• **What you should do**: Copy out the whole listing exactly as written, leaving the pictures behind.

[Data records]
-------

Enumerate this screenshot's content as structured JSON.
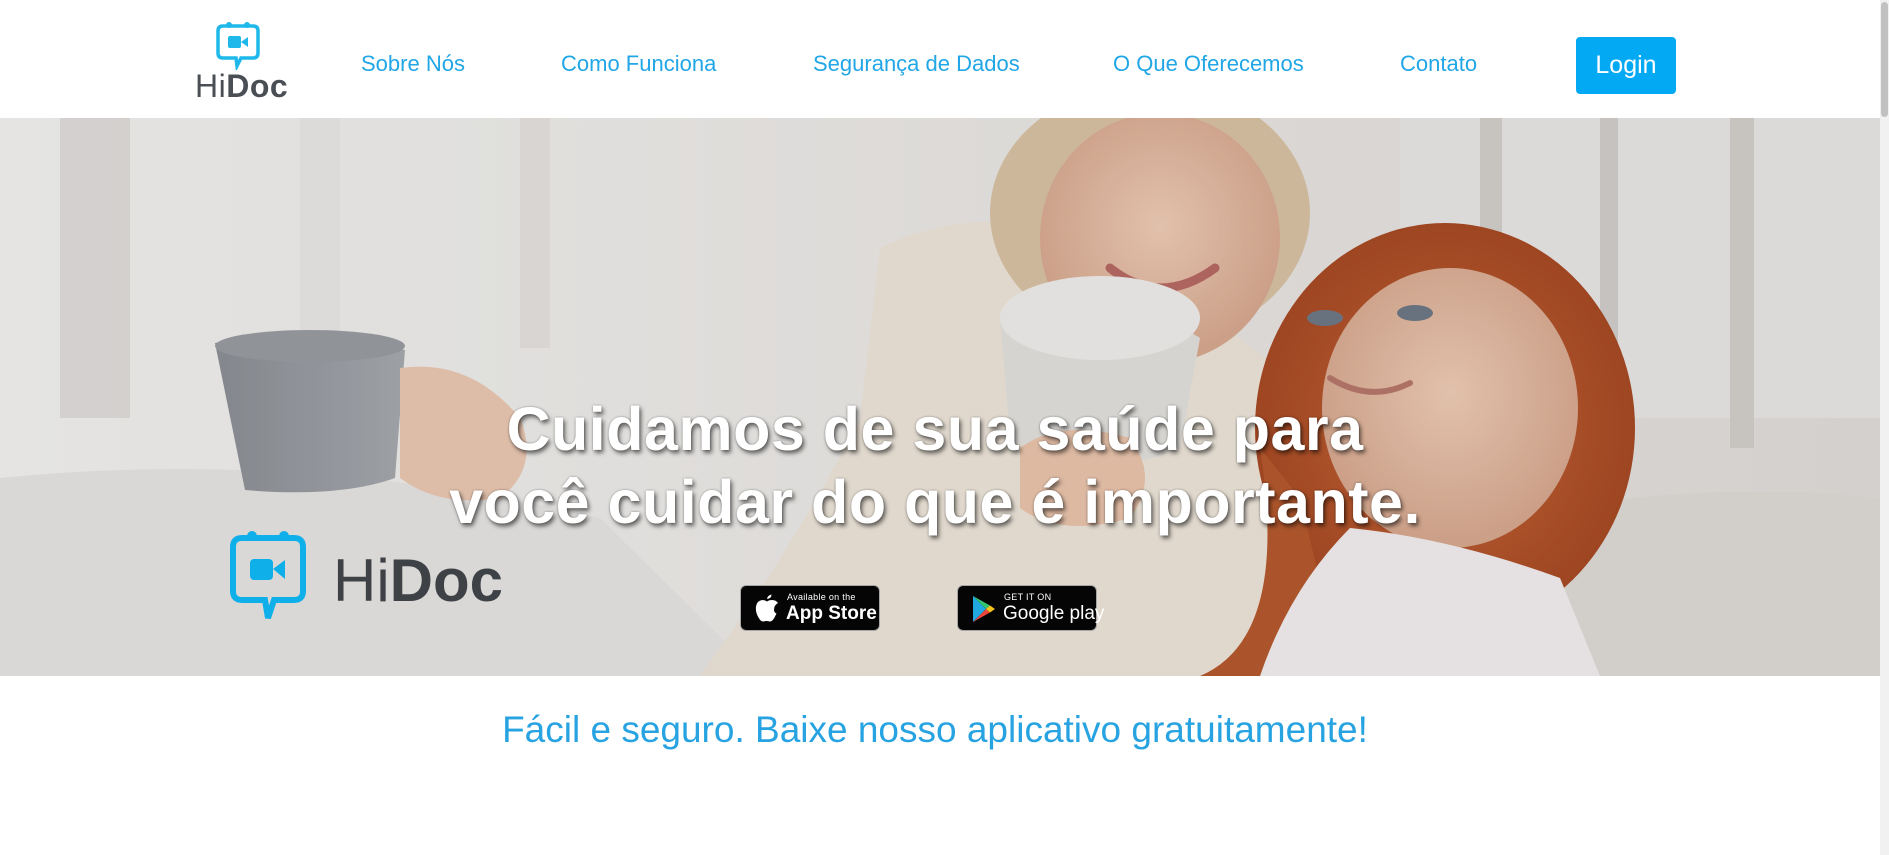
{
  "header": {
    "logo": {
      "text_light": "Hi",
      "text_bold": "Doc",
      "icon": "video-chat-bubble-icon"
    },
    "nav": [
      {
        "label": "Sobre Nós"
      },
      {
        "label": "Como Funciona"
      },
      {
        "label": "Segurança de Dados"
      },
      {
        "label": "O Que Oferecemos"
      },
      {
        "label": "Contato"
      }
    ],
    "login_label": "Login"
  },
  "hero": {
    "title_line1": "Cuidamos de sua saúde para",
    "title_line2": "você cuidar do que é importante.",
    "logo": {
      "text_light": "Hi",
      "text_bold": "Doc",
      "icon": "video-chat-bubble-icon"
    },
    "app_store": {
      "small": "Available on the",
      "big": "App Store",
      "icon": "apple-icon"
    },
    "google_play": {
      "small": "GET IT ON",
      "big": "Google play",
      "icon": "google-play-icon"
    }
  },
  "tagline": "Fácil e seguro. Baixe nosso aplicativo gratuitamente!",
  "colors": {
    "accent": "#04a9f4",
    "link": "#21a6e6",
    "logo_icon": "#1fb8ea",
    "logo_text": "#4a4f55"
  }
}
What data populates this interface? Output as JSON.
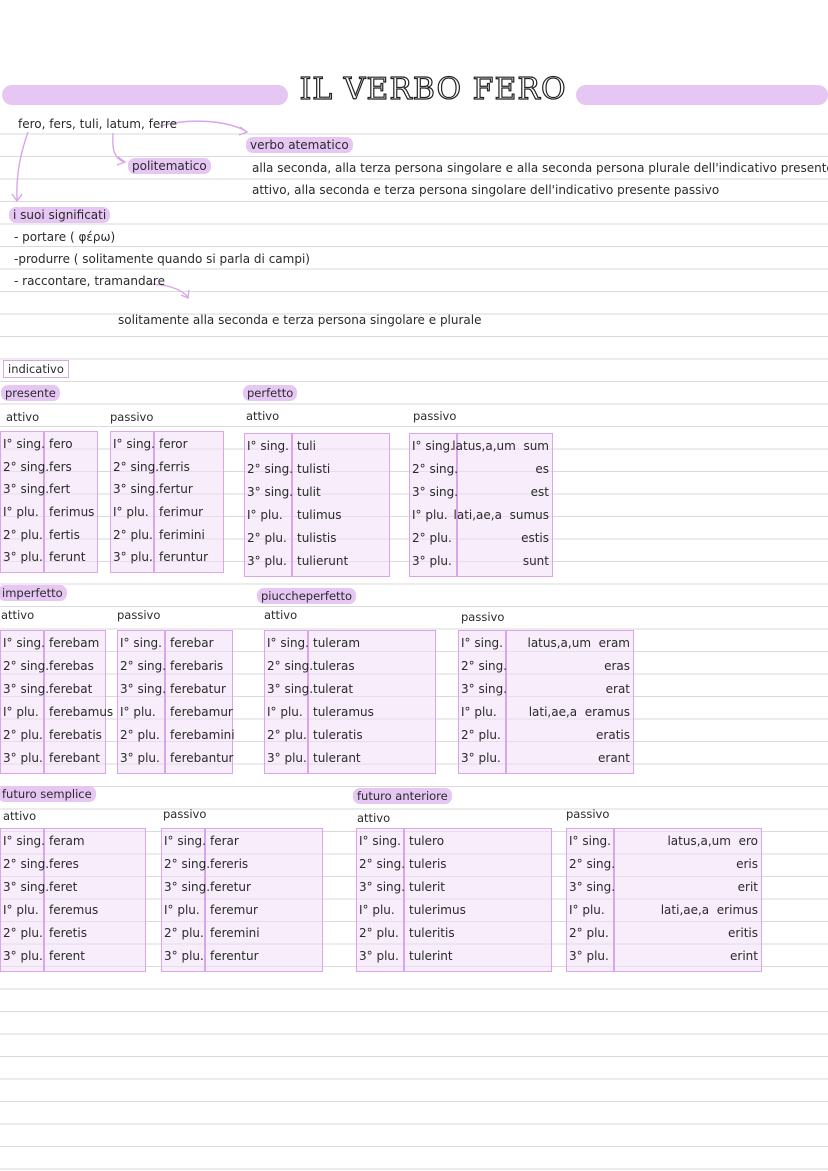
{
  "title": "IL VERBO FERO",
  "intro": {
    "forms": "fero, fers, tuli, latum, ferre",
    "atematico_label": "verbo atematico",
    "politematico_label": "politematico",
    "atematico_note_1": "alla seconda, alla terza persona singolare e alla seconda persona plurale dell'indicativo presente",
    "atematico_note_2": "attivo, alla seconda e terza persona singolare dell'indicativo presente passivo",
    "meanings_label": "i suoi significati",
    "meaning_1": "- portare ( φέρω)",
    "meaning_2": "-produrre ( solitamente quando si parla di campi)",
    "meaning_3": "- raccontare, tramandare",
    "meaning_3_note": "solitamente alla seconda e terza persona singolare e plurale"
  },
  "mood": "indicativo",
  "labels": {
    "attivo": "attivo",
    "passivo": "passivo"
  },
  "persons": [
    "I° sing.",
    "2° sing.",
    "3° sing.",
    "I° plu.",
    "2° plu.",
    "3° plu."
  ],
  "tenses": {
    "presente": {
      "name": "presente",
      "attivo": [
        "fero",
        "fers",
        "fert",
        "ferimus",
        "fertis",
        "ferunt"
      ],
      "passivo": [
        "feror",
        "ferris",
        "fertur",
        "ferimur",
        "ferimini",
        "feruntur"
      ]
    },
    "perfetto": {
      "name": "perfetto",
      "attivo": [
        "tuli",
        "tulisti",
        "tulit",
        "tulimus",
        "tulistis",
        "tulierunt"
      ],
      "passivo": [
        "latus,a,um  sum",
        "es",
        "est",
        "lati,ae,a  sumus",
        "estis",
        "sunt"
      ]
    },
    "imperfetto": {
      "name": "imperfetto",
      "attivo": [
        "ferebam",
        "ferebas",
        "ferebat",
        "ferebamus",
        "ferebatis",
        "ferebant"
      ],
      "passivo": [
        "ferebar",
        "ferebaris",
        "ferebatur",
        "ferebamur",
        "ferebamini",
        "ferebantur"
      ]
    },
    "piuccheperfetto": {
      "name": "piuccheperfetto",
      "attivo": [
        "tuleram",
        "tuleras",
        "tulerat",
        "tuleramus",
        "tuleratis",
        "tulerant"
      ],
      "passivo": [
        "latus,a,um  eram",
        "eras",
        "erat",
        "lati,ae,a  eramus",
        "eratis",
        "erant"
      ]
    },
    "futuro_semplice": {
      "name": "futuro semplice",
      "attivo": [
        "feram",
        "feres",
        "feret",
        "feremus",
        "feretis",
        "ferent"
      ],
      "passivo": [
        "ferar",
        "fereris",
        "feretur",
        "feremur",
        "feremini",
        "ferentur"
      ]
    },
    "futuro_anteriore": {
      "name": "futuro anteriore",
      "attivo": [
        "tulero",
        "tuleris",
        "tulerit",
        "tulerimus",
        "tuleritis",
        "tulerint"
      ],
      "passivo": [
        "latus,a,um  ero",
        "eris",
        "erit",
        "lati,ae,a  erimus",
        "eritis",
        "erint"
      ]
    }
  },
  "colors": {
    "accent": "#e6c6f3",
    "border": "#d9a6ec",
    "fill": "#f0def8",
    "ink": "#2a2a2a",
    "rule": "#dadada"
  }
}
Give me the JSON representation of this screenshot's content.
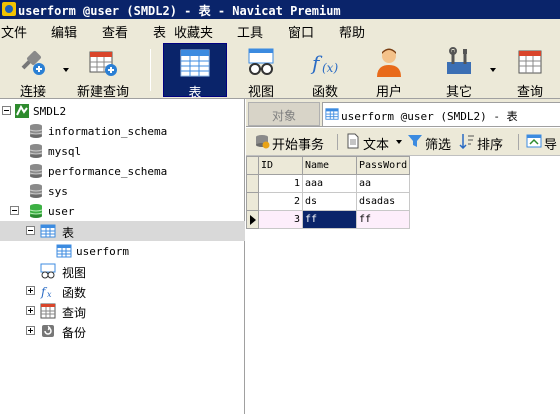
{
  "window": {
    "title": "userform @user (SMDL2) - 表 - Navicat Premium"
  },
  "menu": [
    "文件",
    "编辑",
    "查看",
    "表",
    "收藏夹",
    "工具",
    "窗口",
    "帮助"
  ],
  "toolbar": {
    "connect_label": "连接",
    "new_query_label": "新建查询",
    "table_label": "表",
    "view_label": "视图",
    "function_label": "函数",
    "user_label": "用户",
    "other_label": "其它",
    "query_label": "查询",
    "active": "表"
  },
  "tree": {
    "connection": "SMDL2",
    "databases": [
      "information_schema",
      "mysql",
      "performance_schema",
      "sys",
      "user"
    ],
    "open_database": "user",
    "tables_label": "表",
    "table_item": "userform",
    "views_label": "视图",
    "functions_label": "函数",
    "queries_label": "查询",
    "backups_label": "备份"
  },
  "tabs": {
    "objects_label": "对象",
    "active_label": "userform @user (SMDL2) - 表"
  },
  "subtoolbar": {
    "begin_transaction": "开始事务",
    "text": "文本",
    "filter": "筛选",
    "sort": "排序",
    "import": "导"
  },
  "grid": {
    "columns": [
      "ID",
      "Name",
      "PassWord"
    ],
    "rows": [
      {
        "id": "1",
        "name": "aaa",
        "password": "aa"
      },
      {
        "id": "2",
        "name": "ds",
        "password": "dsadas"
      },
      {
        "id": "3",
        "name": "ff",
        "password": "ff"
      }
    ],
    "current_row": 3
  },
  "colors": {
    "titlebar": "#0a246a",
    "active_toolbar": "#0a246a",
    "chrome": "#ece9d8",
    "selected_cell": "#0a246a",
    "current_row": "#fdeefb"
  }
}
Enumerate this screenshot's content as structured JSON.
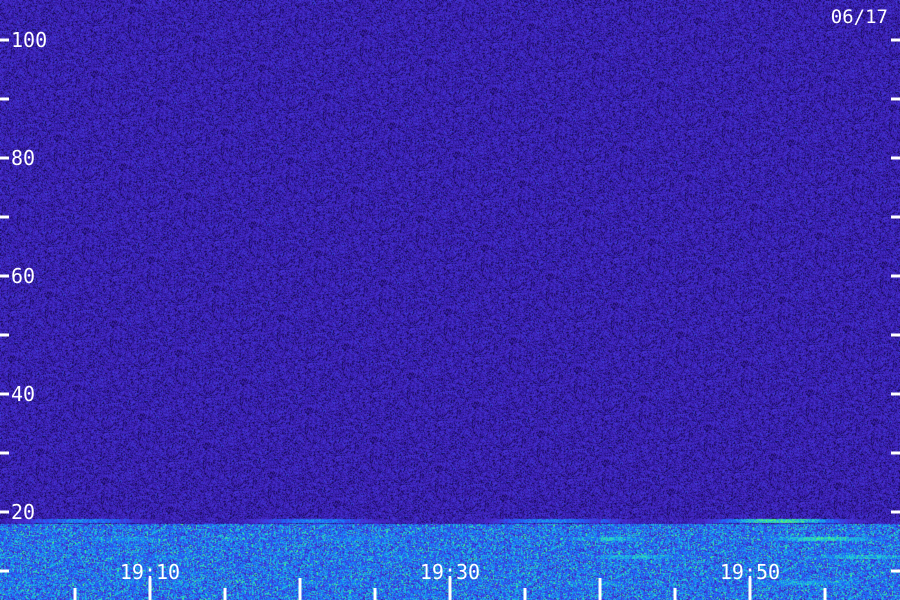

-------

• **Written answer**:
Enumerate this screenshot's content as structured JSON.
{
  "header": {
    "logo": {
      "text_light": "Hi",
      "text_bold": "Doc",
      "icon": "video-chat-bubble-icon"
    },
    "nav": [
      {
        "label": "Sobre Nós"
      },
      {
        "label": "Como Funciona"
      },
      {
        "label": "Segurança de Dados"
      },
      {
        "label": "O Que Oferecemos"
      },
      {
        "label": "Contato"
      }
    ],
    "login_label": "Login"
  },
  "hero": {
    "title_line1": "Cuidamos de sua saúde para",
    "title_line2": "você cuidar do que é importante.",
    "logo": {
      "text_light": "Hi",
      "text_bold": "Doc",
      "icon": "video-chat-bubble-icon"
    },
    "app_store": {
      "small": "Available on the",
      "big": "App Store",
      "icon": "apple-icon"
    },
    "google_play": {
      "small": "GET IT ON",
      "big": "Google play",
      "icon": "google-play-icon"
    }
  },
  "tagline": "Fácil e seguro. Baixe nosso aplicativo gratuitamente!",
  "colors": {
    "accent": "#04a9f4",
    "link": "#21a6e6",
    "logo_icon": "#1fb8ea",
    "logo_text": "#4a4f55"
  }
}
What data populates this interface? Output as JSON.
{
  "title": "IL VERBO FERO",
  "intro": {
    "forms": "fero, fers, tuli, latum, ferre",
    "atematico_label": "verbo atematico",
    "politematico_label": "politematico",
    "atematico_note_1": "alla seconda, alla terza persona singolare e alla seconda persona plurale dell'indicativo presente",
    "atematico_note_2": "attivo, alla seconda e terza persona singolare dell'indicativo presente passivo",
    "meanings_label": "i suoi significati",
    "meaning_1": "- portare ( φέρω)",
    "meaning_2": "-produrre ( solitamente quando si parla di campi)",
    "meaning_3": "- raccontare, tramandare",
    "meaning_3_note": "solitamente alla seconda e terza persona singolare e plurale"
  },
  "mood": "indicativo",
  "labels": {
    "attivo": "attivo",
    "passivo": "passivo"
  },
  "persons": [
    "I° sing.",
    "2° sing.",
    "3° sing.",
    "I° plu.",
    "2° plu.",
    "3° plu."
  ],
  "tenses": {
    "presente": {
      "name": "presente",
      "attivo": [
        "fero",
        "fers",
        "fert",
        "ferimus",
        "fertis",
        "ferunt"
      ],
      "passivo": [
        "feror",
        "ferris",
        "fertur",
        "ferimur",
        "ferimini",
        "feruntur"
      ]
    },
    "perfetto": {
      "name": "perfetto",
      "attivo": [
        "tuli",
        "tulisti",
        "tulit",
        "tulimus",
        "tulistis",
        "tulierunt"
      ],
      "passivo": [
        "latus,a,um  sum",
        "es",
        "est",
        "lati,ae,a  sumus",
        "estis",
        "sunt"
      ]
    },
    "imperfetto": {
      "name": "imperfetto",
      "attivo": [
        "ferebam",
        "ferebas",
        "ferebat",
        "ferebamus",
        "ferebatis",
        "ferebant"
      ],
      "passivo": [
        "ferebar",
        "ferebaris",
        "ferebatur",
        "ferebamur",
        "ferebamini",
        "ferebantur"
      ]
    },
    "piuccheperfetto": {
      "name": "piuccheperfetto",
      "attivo": [
        "tuleram",
        "tuleras",
        "tulerat",
        "tuleramus",
        "tuleratis",
        "tulerant"
      ],
      "passivo": [
        "latus,a,um  eram",
        "eras",
        "erat",
        "lati,ae,a  eramus",
        "eratis",
        "erant"
      ]
    },
    "futuro_semplice": {
      "name": "futuro semplice",
      "attivo": [
        "feram",
        "feres",
        "feret",
        "feremus",
        "feretis",
        "ferent"
      ],
      "passivo": [
        "ferar",
        "fereris",
        "feretur",
        "feremur",
        "feremini",
        "ferentur"
      ]
    },
    "futuro_anteriore": {
      "name": "futuro anteriore",
      "attivo": [
        "tulero",
        "tuleris",
        "tulerit",
        "tulerimus",
        "tuleritis",
        "tulerint"
      ],
      "passivo": [
        "latus,a,um  ero",
        "eris",
        "erit",
        "lati,ae,a  erimus",
        "eritis",
        "erint"
      ]
    }
  },
  "colors": {
    "accent": "#e6c6f3",
    "border": "#d9a6ec",
    "fill": "#f0def8",
    "ink": "#2a2a2a",
    "rule": "#dadada"
  }
}
Give me the JSON representation of this screenshot's content.
{
  "window": {
    "title": "userform @user (SMDL2) - 表 - Navicat Premium"
  },
  "menu": [
    "文件",
    "编辑",
    "查看",
    "表",
    "收藏夹",
    "工具",
    "窗口",
    "帮助"
  ],
  "toolbar": {
    "connect_label": "连接",
    "new_query_label": "新建查询",
    "table_label": "表",
    "view_label": "视图",
    "function_label": "函数",
    "user_label": "用户",
    "other_label": "其它",
    "query_label": "查询",
    "active": "表"
  },
  "tree": {
    "connection": "SMDL2",
    "databases": [
      "information_schema",
      "mysql",
      "performance_schema",
      "sys",
      "user"
    ],
    "open_database": "user",
    "tables_label": "表",
    "table_item": "userform",
    "views_label": "视图",
    "functions_label": "函数",
    "queries_label": "查询",
    "backups_label": "备份"
  },
  "tabs": {
    "objects_label": "对象",
    "active_label": "userform @user (SMDL2) - 表"
  },
  "subtoolbar": {
    "begin_transaction": "开始事务",
    "text": "文本",
    "filter": "筛选",
    "sort": "排序",
    "import": "导"
  },
  "grid": {
    "columns": [
      "ID",
      "Name",
      "PassWord"
    ],
    "rows": [
      {
        "id": "1",
        "name": "aaa",
        "password": "aa"
      },
      {
        "id": "2",
        "name": "ds",
        "password": "dsadas"
      },
      {
        "id": "3",
        "name": "ff",
        "password": "ff"
      }
    ],
    "current_row": 3
  },
  "colors": {
    "titlebar": "#0a246a",
    "active_toolbar": "#0a246a",
    "chrome": "#ece9d8",
    "selected_cell": "#0a246a",
    "current_row": "#fdeefb"
  }
}
Enumerate this screenshot's content as structured JSON.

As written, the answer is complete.